_Set problem:_ List each line of the data that holds the string "Strukturmodell".

==========

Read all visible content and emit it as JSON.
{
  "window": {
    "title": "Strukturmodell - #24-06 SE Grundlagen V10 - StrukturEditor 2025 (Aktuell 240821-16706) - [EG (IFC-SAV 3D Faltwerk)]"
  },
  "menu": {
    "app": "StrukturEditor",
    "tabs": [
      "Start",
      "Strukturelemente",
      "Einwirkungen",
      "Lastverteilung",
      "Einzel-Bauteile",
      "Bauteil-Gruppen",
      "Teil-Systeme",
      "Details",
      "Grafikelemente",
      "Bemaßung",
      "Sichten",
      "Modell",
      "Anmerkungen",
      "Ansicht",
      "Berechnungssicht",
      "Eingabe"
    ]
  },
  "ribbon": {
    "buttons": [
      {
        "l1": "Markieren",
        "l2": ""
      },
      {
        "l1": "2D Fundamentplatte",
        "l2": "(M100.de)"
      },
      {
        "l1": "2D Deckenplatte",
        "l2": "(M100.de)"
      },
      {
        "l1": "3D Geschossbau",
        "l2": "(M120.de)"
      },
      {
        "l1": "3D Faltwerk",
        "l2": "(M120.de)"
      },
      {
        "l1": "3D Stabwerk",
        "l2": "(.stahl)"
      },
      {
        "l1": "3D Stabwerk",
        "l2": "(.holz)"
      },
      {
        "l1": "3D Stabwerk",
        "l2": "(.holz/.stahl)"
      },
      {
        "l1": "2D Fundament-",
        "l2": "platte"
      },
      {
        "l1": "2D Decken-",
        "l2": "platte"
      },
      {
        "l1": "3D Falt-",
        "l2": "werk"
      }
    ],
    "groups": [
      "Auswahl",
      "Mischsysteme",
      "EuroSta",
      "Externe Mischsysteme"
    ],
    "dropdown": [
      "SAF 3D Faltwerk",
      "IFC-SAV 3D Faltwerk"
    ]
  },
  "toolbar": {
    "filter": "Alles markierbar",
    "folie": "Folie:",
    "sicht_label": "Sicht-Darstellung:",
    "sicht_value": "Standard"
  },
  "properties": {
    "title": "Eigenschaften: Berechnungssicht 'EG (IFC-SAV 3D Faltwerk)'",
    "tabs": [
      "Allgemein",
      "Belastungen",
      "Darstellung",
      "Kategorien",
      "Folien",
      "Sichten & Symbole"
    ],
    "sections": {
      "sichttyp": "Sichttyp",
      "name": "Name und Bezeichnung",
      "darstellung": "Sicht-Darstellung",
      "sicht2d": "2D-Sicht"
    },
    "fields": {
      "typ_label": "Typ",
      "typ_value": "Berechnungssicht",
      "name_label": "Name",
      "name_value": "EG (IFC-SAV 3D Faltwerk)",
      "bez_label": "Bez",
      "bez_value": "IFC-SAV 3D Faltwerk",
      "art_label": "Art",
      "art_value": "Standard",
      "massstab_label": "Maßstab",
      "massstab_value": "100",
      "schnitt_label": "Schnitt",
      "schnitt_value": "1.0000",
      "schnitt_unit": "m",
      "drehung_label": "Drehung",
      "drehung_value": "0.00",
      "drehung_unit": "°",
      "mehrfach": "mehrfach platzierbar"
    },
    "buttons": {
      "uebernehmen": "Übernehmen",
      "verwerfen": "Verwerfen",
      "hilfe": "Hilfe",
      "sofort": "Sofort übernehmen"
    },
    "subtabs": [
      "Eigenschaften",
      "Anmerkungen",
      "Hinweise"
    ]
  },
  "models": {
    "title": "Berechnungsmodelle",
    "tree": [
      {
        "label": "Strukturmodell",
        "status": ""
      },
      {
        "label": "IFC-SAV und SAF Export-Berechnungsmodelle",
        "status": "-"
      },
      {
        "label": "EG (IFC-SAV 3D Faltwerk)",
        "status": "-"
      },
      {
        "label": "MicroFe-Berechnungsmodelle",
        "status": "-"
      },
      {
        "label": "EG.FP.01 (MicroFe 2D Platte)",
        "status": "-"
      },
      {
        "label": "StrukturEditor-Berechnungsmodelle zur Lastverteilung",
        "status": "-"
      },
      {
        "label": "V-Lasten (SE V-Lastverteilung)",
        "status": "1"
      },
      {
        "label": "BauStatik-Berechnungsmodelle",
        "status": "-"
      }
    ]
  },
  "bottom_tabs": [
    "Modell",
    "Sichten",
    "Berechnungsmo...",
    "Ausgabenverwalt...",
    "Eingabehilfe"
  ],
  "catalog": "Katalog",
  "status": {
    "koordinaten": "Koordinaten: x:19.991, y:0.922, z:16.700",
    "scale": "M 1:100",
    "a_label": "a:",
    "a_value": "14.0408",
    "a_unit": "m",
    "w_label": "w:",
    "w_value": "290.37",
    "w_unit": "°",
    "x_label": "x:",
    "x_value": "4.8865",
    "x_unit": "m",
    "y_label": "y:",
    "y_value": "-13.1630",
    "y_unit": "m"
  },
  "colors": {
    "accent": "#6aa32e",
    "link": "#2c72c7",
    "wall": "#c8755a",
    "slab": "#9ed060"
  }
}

==========

_Written response:_
    "title": "Strukturmodell - #24-06 SE Grundlagen V10 - StrukturEditor 2025 (Aktuell 240821-16706) - [EG (IFC-SAV 3D Faltwerk)]"
        "label": "Strukturmodell",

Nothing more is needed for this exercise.